- **The request**: Which lines hold the string "systemet"? Copy every one of them.

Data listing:

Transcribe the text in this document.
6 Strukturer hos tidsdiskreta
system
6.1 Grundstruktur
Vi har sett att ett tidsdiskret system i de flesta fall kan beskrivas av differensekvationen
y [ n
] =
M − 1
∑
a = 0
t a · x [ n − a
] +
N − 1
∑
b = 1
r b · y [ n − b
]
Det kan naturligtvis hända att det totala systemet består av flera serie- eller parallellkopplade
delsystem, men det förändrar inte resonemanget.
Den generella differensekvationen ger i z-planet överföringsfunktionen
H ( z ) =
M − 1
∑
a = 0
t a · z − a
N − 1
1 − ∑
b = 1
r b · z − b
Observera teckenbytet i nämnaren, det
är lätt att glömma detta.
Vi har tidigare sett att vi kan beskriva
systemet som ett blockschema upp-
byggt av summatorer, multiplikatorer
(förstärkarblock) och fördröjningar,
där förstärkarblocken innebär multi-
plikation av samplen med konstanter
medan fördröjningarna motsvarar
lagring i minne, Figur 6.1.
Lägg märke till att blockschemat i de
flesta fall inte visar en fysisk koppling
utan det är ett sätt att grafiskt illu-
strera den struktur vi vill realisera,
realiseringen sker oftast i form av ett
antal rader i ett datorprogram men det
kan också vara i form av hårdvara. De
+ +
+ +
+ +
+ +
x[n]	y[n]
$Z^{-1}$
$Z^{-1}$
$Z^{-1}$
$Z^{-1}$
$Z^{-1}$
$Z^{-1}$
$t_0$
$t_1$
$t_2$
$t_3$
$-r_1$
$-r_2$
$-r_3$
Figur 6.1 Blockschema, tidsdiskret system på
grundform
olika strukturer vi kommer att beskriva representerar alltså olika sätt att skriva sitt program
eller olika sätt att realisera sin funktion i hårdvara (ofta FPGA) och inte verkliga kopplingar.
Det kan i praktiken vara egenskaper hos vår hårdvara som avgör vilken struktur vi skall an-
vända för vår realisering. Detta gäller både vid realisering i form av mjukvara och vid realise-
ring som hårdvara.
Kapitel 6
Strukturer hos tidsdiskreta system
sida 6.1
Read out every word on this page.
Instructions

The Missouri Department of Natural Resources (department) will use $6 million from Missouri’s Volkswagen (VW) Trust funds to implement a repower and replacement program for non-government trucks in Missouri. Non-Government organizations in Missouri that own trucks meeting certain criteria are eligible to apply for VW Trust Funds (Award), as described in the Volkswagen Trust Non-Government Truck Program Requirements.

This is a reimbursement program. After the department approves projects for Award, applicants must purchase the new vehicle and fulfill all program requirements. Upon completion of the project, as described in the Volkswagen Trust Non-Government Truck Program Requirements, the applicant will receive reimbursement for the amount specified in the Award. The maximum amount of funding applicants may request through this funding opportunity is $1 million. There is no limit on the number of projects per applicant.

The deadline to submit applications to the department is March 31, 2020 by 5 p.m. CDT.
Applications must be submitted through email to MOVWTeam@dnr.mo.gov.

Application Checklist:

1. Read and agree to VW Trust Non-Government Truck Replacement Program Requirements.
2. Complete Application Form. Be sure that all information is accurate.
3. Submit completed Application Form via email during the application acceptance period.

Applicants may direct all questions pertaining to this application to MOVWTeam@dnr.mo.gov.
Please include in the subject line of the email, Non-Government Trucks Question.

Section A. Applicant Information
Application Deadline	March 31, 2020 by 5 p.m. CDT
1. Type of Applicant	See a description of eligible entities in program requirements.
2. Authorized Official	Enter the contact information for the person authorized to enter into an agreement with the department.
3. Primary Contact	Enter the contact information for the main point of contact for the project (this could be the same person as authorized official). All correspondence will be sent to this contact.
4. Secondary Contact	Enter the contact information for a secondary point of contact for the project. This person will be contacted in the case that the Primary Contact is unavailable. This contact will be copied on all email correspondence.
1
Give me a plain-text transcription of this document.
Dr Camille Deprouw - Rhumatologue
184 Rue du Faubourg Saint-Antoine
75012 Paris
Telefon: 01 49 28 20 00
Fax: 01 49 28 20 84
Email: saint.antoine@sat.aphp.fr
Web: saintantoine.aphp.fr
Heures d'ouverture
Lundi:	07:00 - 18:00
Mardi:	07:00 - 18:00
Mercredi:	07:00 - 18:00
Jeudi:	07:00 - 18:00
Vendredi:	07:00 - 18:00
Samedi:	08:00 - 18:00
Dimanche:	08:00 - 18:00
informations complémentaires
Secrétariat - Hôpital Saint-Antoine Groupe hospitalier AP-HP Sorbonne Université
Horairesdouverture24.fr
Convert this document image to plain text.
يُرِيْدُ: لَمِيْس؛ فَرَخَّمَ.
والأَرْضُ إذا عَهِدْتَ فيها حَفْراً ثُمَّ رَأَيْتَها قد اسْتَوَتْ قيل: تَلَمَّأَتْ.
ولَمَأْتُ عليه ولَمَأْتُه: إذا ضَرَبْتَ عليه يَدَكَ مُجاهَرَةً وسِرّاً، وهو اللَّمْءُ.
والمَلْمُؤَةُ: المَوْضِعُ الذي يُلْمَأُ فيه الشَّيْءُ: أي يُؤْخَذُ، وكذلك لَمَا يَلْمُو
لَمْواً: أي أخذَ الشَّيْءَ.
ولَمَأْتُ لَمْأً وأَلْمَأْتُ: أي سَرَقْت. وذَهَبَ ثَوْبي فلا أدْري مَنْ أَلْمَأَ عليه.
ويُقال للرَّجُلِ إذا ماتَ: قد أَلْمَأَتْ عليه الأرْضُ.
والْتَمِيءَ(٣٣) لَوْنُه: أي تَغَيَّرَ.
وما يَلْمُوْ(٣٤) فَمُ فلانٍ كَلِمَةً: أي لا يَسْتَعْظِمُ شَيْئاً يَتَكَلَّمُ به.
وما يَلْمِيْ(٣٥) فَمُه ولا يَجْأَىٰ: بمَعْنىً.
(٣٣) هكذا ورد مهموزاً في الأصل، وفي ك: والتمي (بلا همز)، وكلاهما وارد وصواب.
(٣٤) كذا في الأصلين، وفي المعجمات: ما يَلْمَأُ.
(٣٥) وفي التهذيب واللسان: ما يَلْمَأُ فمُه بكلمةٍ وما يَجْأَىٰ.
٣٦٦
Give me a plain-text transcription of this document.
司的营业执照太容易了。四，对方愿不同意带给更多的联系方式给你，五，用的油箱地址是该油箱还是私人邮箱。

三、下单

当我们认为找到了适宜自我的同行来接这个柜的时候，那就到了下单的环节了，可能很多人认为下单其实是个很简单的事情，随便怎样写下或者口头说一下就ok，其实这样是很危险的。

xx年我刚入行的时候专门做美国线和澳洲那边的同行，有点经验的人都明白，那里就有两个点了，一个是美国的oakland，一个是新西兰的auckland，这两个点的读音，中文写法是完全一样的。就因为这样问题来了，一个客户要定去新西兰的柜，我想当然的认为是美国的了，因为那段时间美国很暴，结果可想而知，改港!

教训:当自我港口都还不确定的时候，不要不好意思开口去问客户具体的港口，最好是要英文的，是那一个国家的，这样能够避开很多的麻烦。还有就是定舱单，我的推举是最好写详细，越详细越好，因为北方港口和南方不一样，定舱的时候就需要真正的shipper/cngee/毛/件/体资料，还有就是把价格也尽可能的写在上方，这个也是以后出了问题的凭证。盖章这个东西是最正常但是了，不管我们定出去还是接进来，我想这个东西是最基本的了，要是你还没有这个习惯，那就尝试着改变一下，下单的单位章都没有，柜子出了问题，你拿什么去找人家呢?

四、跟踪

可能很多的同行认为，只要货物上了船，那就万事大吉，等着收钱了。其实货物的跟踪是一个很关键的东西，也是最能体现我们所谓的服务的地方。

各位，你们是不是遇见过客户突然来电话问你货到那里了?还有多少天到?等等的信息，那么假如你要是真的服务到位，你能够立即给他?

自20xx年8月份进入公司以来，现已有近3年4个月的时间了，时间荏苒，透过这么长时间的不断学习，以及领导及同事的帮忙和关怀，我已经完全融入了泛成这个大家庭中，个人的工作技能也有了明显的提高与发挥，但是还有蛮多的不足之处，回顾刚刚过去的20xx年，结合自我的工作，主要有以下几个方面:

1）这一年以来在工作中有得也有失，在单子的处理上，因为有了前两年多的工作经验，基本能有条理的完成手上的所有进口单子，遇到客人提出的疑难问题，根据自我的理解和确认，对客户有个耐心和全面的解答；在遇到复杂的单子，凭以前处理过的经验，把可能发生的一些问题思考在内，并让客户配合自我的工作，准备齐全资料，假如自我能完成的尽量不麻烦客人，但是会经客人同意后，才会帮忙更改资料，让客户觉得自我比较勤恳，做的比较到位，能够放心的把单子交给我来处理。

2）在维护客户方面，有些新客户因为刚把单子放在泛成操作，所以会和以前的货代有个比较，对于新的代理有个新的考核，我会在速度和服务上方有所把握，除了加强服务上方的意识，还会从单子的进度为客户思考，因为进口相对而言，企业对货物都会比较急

- **Finished exercise**:
Det kan naturligtvis hända att det totala systemet består av flera serie- eller parallellkopplade
systemet som ett blockschema upp-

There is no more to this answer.